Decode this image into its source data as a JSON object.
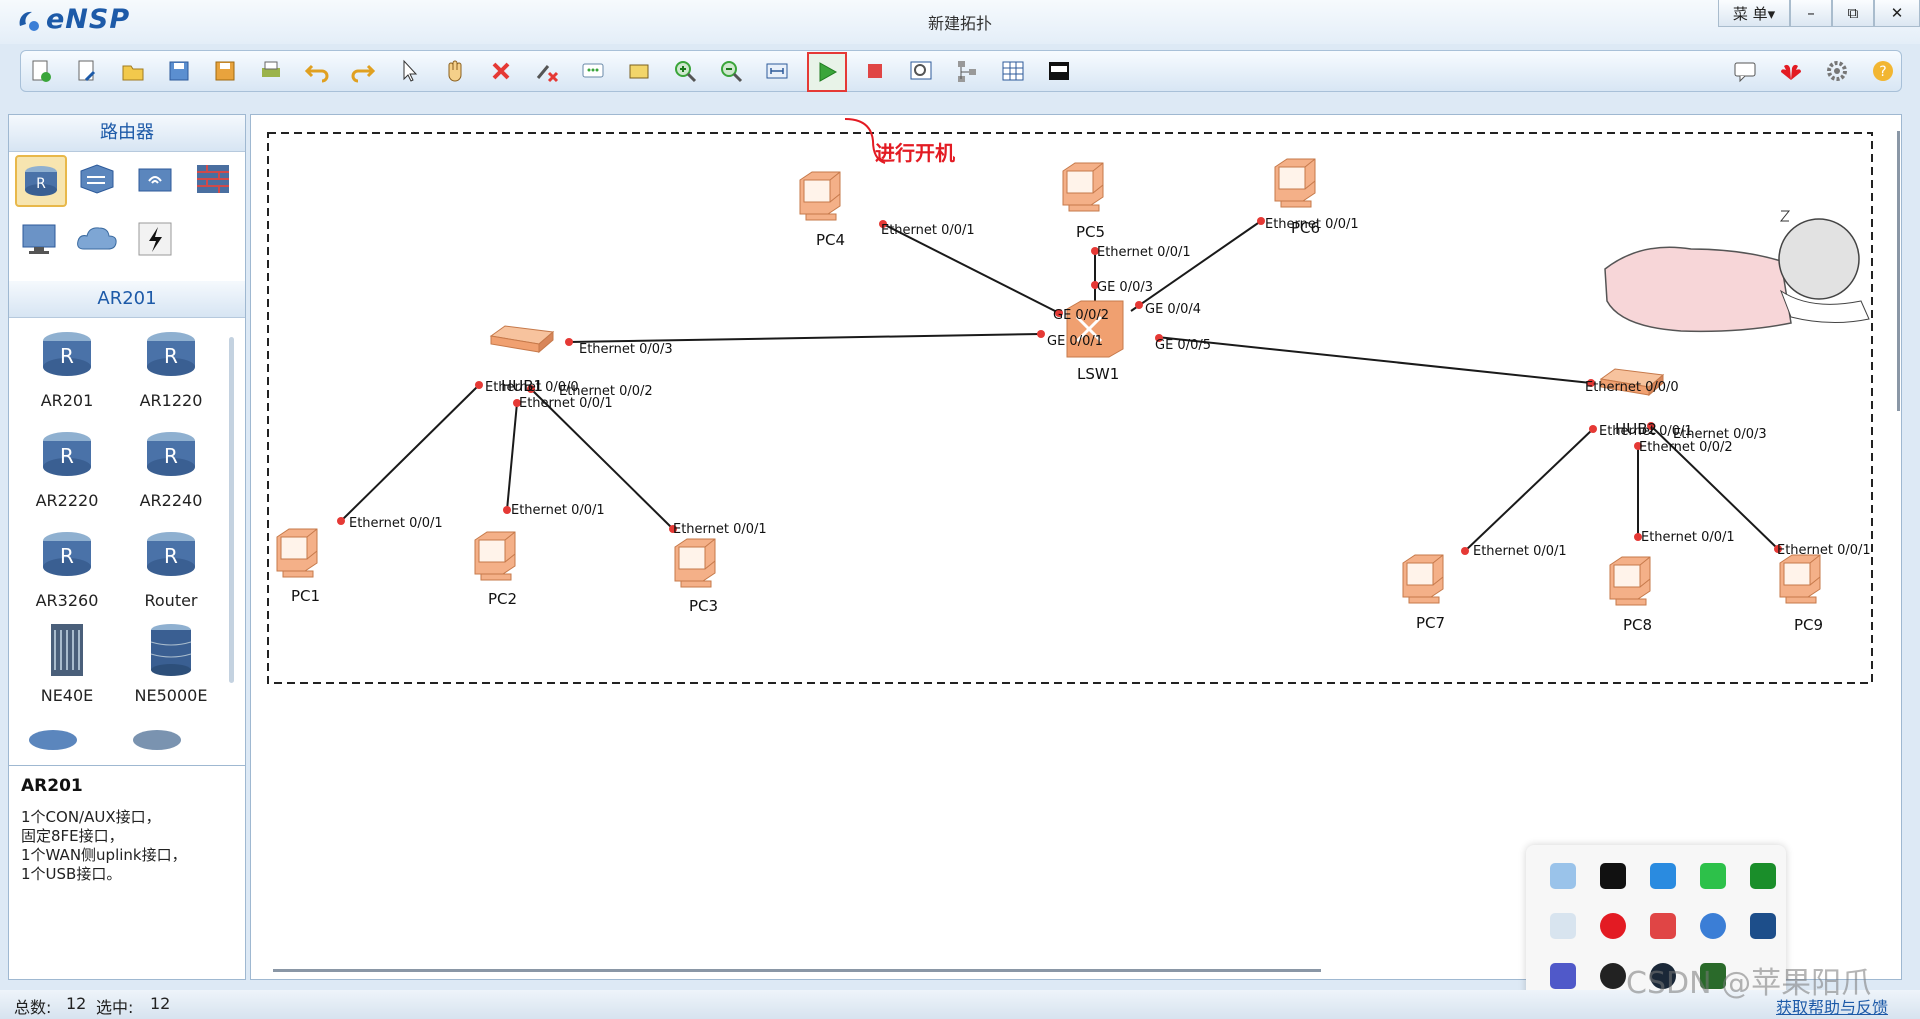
{
  "app": {
    "name": "eNSP",
    "window_title": "新建拓扑",
    "menu_label": "菜 单▾"
  },
  "window_controls": {
    "minimize": "–",
    "restore": "⧉",
    "close": "✕"
  },
  "toolbar": {
    "left_icons": [
      "new-topology-icon",
      "new-example-icon",
      "open-icon",
      "save-icon",
      "save-as-icon",
      "print-icon",
      "undo-icon",
      "redo-icon",
      "select-pointer-icon",
      "pan-hand-icon",
      "delete-icon",
      "delete-link-icon",
      "text-note-icon",
      "rectangle-icon",
      "zoom-in-icon",
      "zoom-out-icon",
      "fit-icon",
      "start-device-icon",
      "stop-device-icon",
      "capture-icon",
      "topology-icon",
      "grid-icon",
      "terminal-icon"
    ],
    "right_icons": [
      "chat-icon",
      "huawei-logo-icon",
      "settings-gear-icon",
      "help-icon"
    ],
    "annotation": "进行开机",
    "colors": {
      "annotation": "#e31b23",
      "start": "#3aa53a",
      "stop": "#e04545"
    }
  },
  "sidebar": {
    "category_title": "路由器",
    "categories": [
      "router-icon",
      "switch-icon",
      "wireless-icon",
      "firewall-icon",
      "pc-terminal-icon",
      "cloud-icon",
      "connection-icon"
    ],
    "device_group_title": "AR201",
    "devices": [
      {
        "name": "AR201",
        "icon": "router-icon"
      },
      {
        "name": "AR1220",
        "icon": "router-icon"
      },
      {
        "name": "AR2220",
        "icon": "router-icon"
      },
      {
        "name": "AR2240",
        "icon": "router-icon"
      },
      {
        "name": "AR3260",
        "icon": "router-icon"
      },
      {
        "name": "Router",
        "icon": "router-icon"
      },
      {
        "name": "NE40E",
        "icon": "chassis-icon"
      },
      {
        "name": "NE5000E",
        "icon": "chassis-icon"
      }
    ],
    "description": {
      "title": "AR201",
      "lines": [
        "1个CON/AUX接口，",
        "固定8FE接口，",
        "1个WAN侧uplink接口，",
        "1个USB接口。"
      ]
    }
  },
  "topology": {
    "nodes": [
      "PC1",
      "PC2",
      "PC3",
      "PC4",
      "PC5",
      "PC6",
      "PC7",
      "PC8",
      "PC9",
      "LSW1",
      "HUB1",
      "HUB2"
    ],
    "port_labels": {
      "pc1": "Ethernet 0/0/1",
      "pc2": "Ethernet 0/0/1",
      "pc3": "Ethernet 0/0/1",
      "pc4": "Ethernet 0/0/1",
      "pc5": "Ethernet 0/0/1",
      "pc6": "Ethernet 0/0/1",
      "pc7": "Ethernet 0/0/1",
      "pc8": "Ethernet 0/0/1",
      "pc9": "Ethernet 0/0/1",
      "hub1_e0": "Ethernet 0/0/0",
      "hub1_e1": "Ethernet 0/0/1",
      "hub1_e2": "Ethernet 0/0/2",
      "hub1_e3": "Ethernet 0/0/3",
      "hub2_e0": "Ethernet 0/0/0",
      "hub2_e1": "Ethernet 0/0/1",
      "hub2_e2": "Ethernet 0/0/2",
      "hub2_e3": "Ethernet 0/0/3",
      "lsw_ge1": "GE 0/0/1",
      "lsw_ge2": "GE 0/0/2",
      "lsw_ge3": "GE 0/0/3",
      "lsw_ge4": "GE 0/0/4",
      "lsw_ge5": "GE 0/0/5"
    },
    "colors": {
      "link": "#1a1a1a",
      "port_dot": "#e53935",
      "device": "#f0a070"
    }
  },
  "status": {
    "total_label": "总数:",
    "total": "12",
    "selected_label": "选中:",
    "selected": "12",
    "help_link": "获取帮助与反馈"
  },
  "watermark": "CSDN @苹果阳爪"
}
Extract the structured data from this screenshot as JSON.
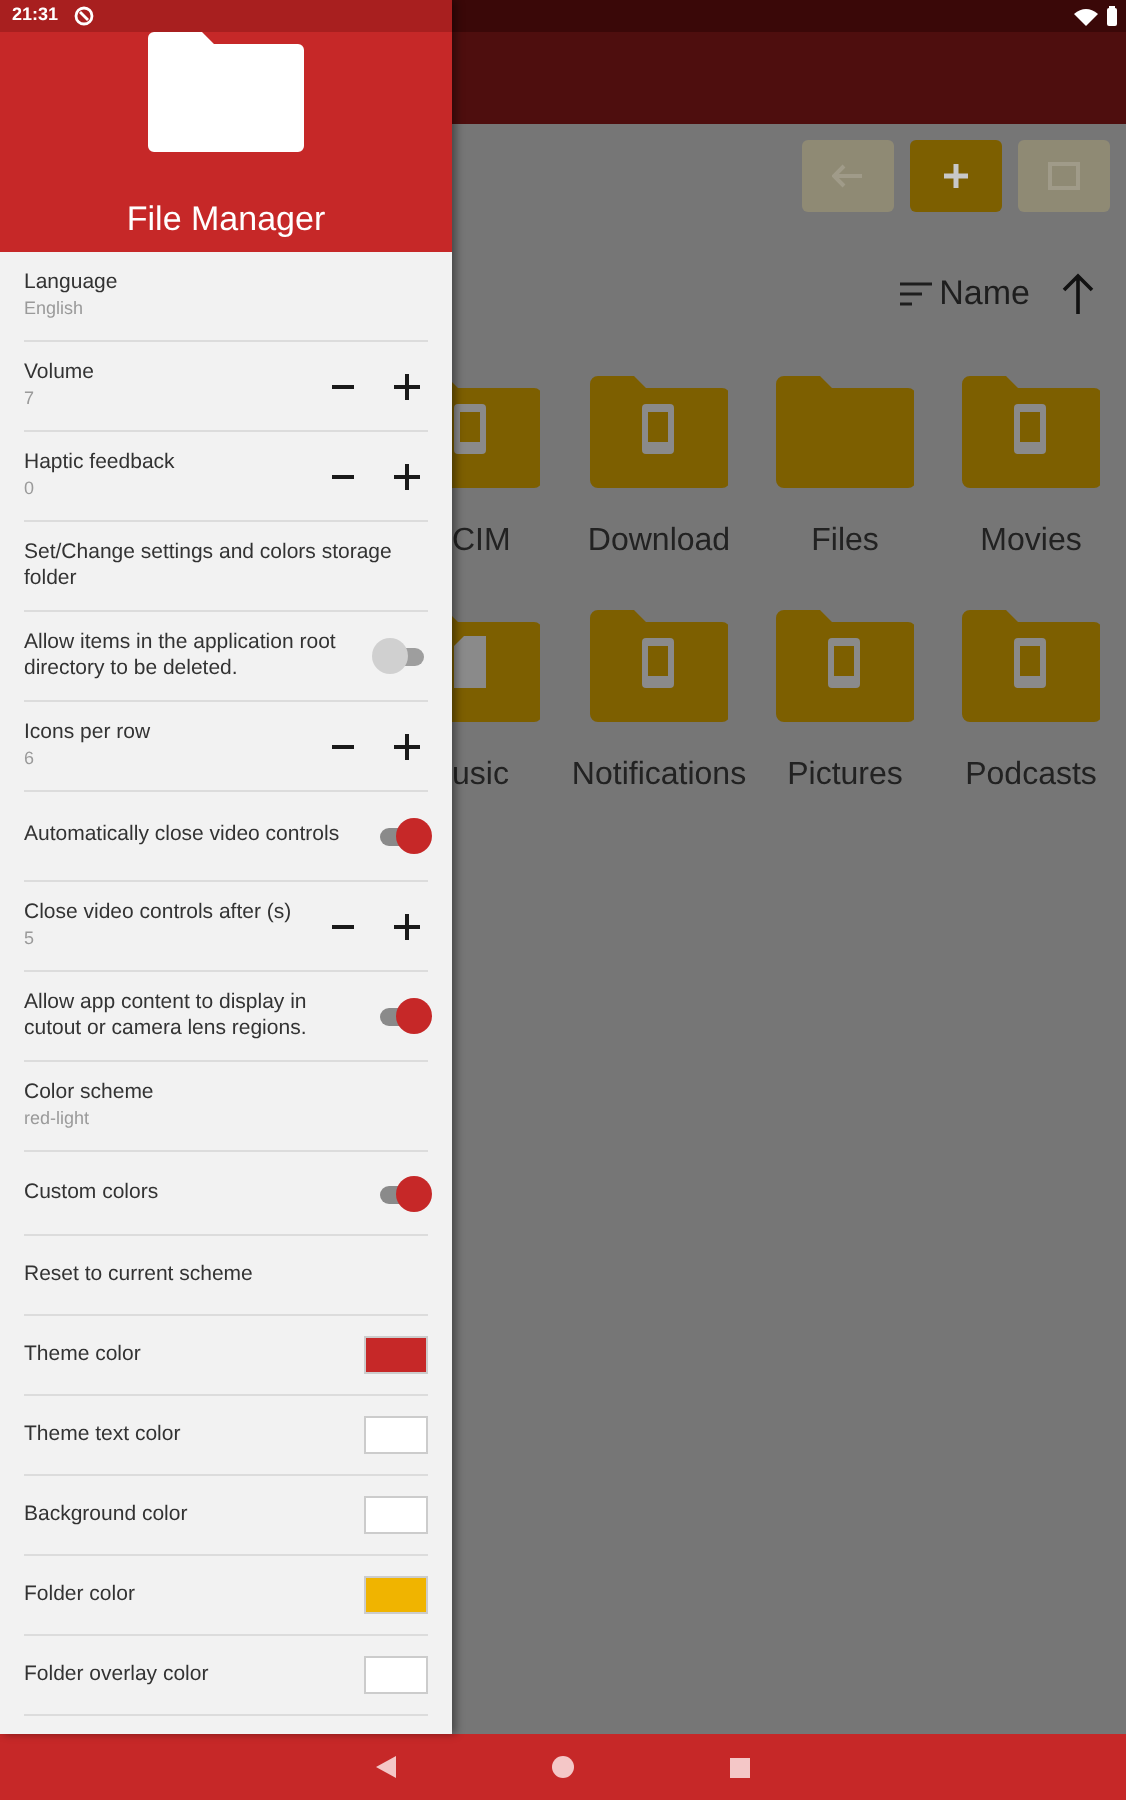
= = = =
• _GOAL OF THE EXERCISE_: From the listing above, print every entry precisely and drop the pictures.

• _RESULT OF THIS EXERCISE_:
Decode this image into its source data as a JSON object.
{
  "app": {
    "name": "eNSP",
    "window_title": "新建拓扑",
    "menu_label": "菜 单▾"
  },
  "window_controls": {
    "minimize": "–",
    "restore": "⧉",
    "close": "✕"
  },
  "toolbar": {
    "left_icons": [
      "new-topology-icon",
      "new-example-icon",
      "open-icon",
      "save-icon",
      "save-as-icon",
      "print-icon",
      "undo-icon",
      "redo-icon",
      "select-pointer-icon",
      "pan-hand-icon",
      "delete-icon",
      "delete-link-icon",
      "text-note-icon",
      "rectangle-icon",
      "zoom-in-icon",
      "zoom-out-icon",
      "fit-icon",
      "start-device-icon",
      "stop-device-icon",
      "capture-icon",
      "topology-icon",
      "grid-icon",
      "terminal-icon"
    ],
    "right_icons": [
      "chat-icon",
      "huawei-logo-icon",
      "settings-gear-icon",
      "help-icon"
    ],
    "annotation": "进行开机",
    "colors": {
      "annotation": "#e31b23",
      "start": "#3aa53a",
      "stop": "#e04545"
    }
  },
  "sidebar": {
    "category_title": "路由器",
    "categories": [
      "router-icon",
      "switch-icon",
      "wireless-icon",
      "firewall-icon",
      "pc-terminal-icon",
      "cloud-icon",
      "connection-icon"
    ],
    "device_group_title": "AR201",
    "devices": [
      {
        "name": "AR201",
        "icon": "router-icon"
      },
      {
        "name": "AR1220",
        "icon": "router-icon"
      },
      {
        "name": "AR2220",
        "icon": "router-icon"
      },
      {
        "name": "AR2240",
        "icon": "router-icon"
      },
      {
        "name": "AR3260",
        "icon": "router-icon"
      },
      {
        "name": "Router",
        "icon": "router-icon"
      },
      {
        "name": "NE40E",
        "icon": "chassis-icon"
      },
      {
        "name": "NE5000E",
        "icon": "chassis-icon"
      }
    ],
    "description": {
      "title": "AR201",
      "lines": [
        "1个CON/AUX接口，",
        "固定8FE接口，",
        "1个WAN侧uplink接口，",
        "1个USB接口。"
      ]
    }
  },
  "topology": {
    "nodes": [
      "PC1",
      "PC2",
      "PC3",
      "PC4",
      "PC5",
      "PC6",
      "PC7",
      "PC8",
      "PC9",
      "LSW1",
      "HUB1",
      "HUB2"
    ],
    "port_labels": {
      "pc1": "Ethernet 0/0/1",
      "pc2": "Ethernet 0/0/1",
      "pc3": "Ethernet 0/0/1",
      "pc4": "Ethernet 0/0/1",
      "pc5": "Ethernet 0/0/1",
      "pc6": "Ethernet 0/0/1",
      "pc7": "Ethernet 0/0/1",
      "pc8": "Ethernet 0/0/1",
      "pc9": "Ethernet 0/0/1",
      "hub1_e0": "Ethernet 0/0/0",
      "hub1_e1": "Ethernet 0/0/1",
      "hub1_e2": "Ethernet 0/0/2",
      "hub1_e3": "Ethernet 0/0/3",
      "hub2_e0": "Ethernet 0/0/0",
      "hub2_e1": "Ethernet 0/0/1",
      "hub2_e2": "Ethernet 0/0/2",
      "hub2_e3": "Ethernet 0/0/3",
      "lsw_ge1": "GE 0/0/1",
      "lsw_ge2": "GE 0/0/2",
      "lsw_ge3": "GE 0/0/3",
      "lsw_ge4": "GE 0/0/4",
      "lsw_ge5": "GE 0/0/5"
    },
    "colors": {
      "link": "#1a1a1a",
      "port_dot": "#e53935",
      "device": "#f0a070"
    }
  },
  "status": {
    "total_label": "总数:",
    "total": "12",
    "selected_label": "选中:",
    "selected": "12",
    "help_link": "获取帮助与反馈"
  },
  "watermark": "CSDN @苹果阳爪"
}
Extract the structured data from this screenshot as JSON.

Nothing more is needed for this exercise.